Return all of the lines below exactly as they are.

** BEGIN TASK INPUTS **

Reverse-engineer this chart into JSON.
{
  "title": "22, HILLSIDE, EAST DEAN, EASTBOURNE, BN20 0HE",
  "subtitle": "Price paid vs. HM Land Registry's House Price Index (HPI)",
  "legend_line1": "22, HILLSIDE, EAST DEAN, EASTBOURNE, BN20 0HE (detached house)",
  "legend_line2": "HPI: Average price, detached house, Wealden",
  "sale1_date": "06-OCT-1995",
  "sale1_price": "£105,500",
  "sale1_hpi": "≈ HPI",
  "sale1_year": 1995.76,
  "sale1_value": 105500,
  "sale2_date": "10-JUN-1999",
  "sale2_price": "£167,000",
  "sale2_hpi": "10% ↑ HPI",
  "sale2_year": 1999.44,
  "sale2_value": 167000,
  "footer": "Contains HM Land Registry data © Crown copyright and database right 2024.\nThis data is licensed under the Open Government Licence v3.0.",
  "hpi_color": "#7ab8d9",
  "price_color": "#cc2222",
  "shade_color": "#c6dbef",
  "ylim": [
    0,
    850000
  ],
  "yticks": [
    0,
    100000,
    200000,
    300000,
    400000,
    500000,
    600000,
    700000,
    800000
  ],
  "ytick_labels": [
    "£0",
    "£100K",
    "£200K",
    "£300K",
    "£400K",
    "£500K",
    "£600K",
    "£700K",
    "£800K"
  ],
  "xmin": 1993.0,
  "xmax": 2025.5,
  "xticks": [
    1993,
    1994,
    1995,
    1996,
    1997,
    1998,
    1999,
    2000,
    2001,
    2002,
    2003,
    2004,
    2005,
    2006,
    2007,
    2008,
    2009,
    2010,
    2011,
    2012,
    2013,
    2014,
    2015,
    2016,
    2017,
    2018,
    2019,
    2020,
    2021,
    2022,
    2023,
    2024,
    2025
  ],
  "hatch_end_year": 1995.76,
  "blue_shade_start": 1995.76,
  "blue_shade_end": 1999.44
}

** END TASK INPUTS **

OUTPUT FOR THIS EXERCISE:
Reverse-engineer this chart into JSON.
{
  "title": "22, HILLSIDE, EAST DEAN, EASTBOURNE, BN20 0HE",
  "subtitle": "Price paid vs. HM Land Registry's House Price Index (HPI)",
  "legend_line1": "22, HILLSIDE, EAST DEAN, EASTBOURNE, BN20 0HE (detached house)",
  "legend_line2": "HPI: Average price, detached house, Wealden",
  "sale1_date": "06-OCT-1995",
  "sale1_price": "£105,500",
  "sale1_hpi": "≈ HPI",
  "sale1_year": 1995.76,
  "sale1_value": 105500,
  "sale2_date": "10-JUN-1999",
  "sale2_price": "£167,000",
  "sale2_hpi": "10% ↑ HPI",
  "sale2_year": 1999.44,
  "sale2_value": 167000,
  "footer": "Contains HM Land Registry data © Crown copyright and database right 2024.\nThis data is licensed under the Open Government Licence v3.0.",
  "hpi_color": "#7ab8d9",
  "price_color": "#cc2222",
  "shade_color": "#c6dbef",
  "ylim": [
    0,
    850000
  ],
  "yticks": [
    0,
    100000,
    200000,
    300000,
    400000,
    500000,
    600000,
    700000,
    800000
  ],
  "ytick_labels": [
    "£0",
    "£100K",
    "£200K",
    "£300K",
    "£400K",
    "£500K",
    "£600K",
    "£700K",
    "£800K"
  ],
  "xmin": 1993.0,
  "xmax": 2025.5,
  "xticks": [
    1993,
    1994,
    1995,
    1996,
    1997,
    1998,
    1999,
    2000,
    2001,
    2002,
    2003,
    2004,
    2005,
    2006,
    2007,
    2008,
    2009,
    2010,
    2011,
    2012,
    2013,
    2014,
    2015,
    2016,
    2017,
    2018,
    2019,
    2020,
    2021,
    2022,
    2023,
    2024,
    2025
  ],
  "hatch_end_year": 1995.76,
  "blue_shade_start": 1995.76,
  "blue_shade_end": 1999.44
}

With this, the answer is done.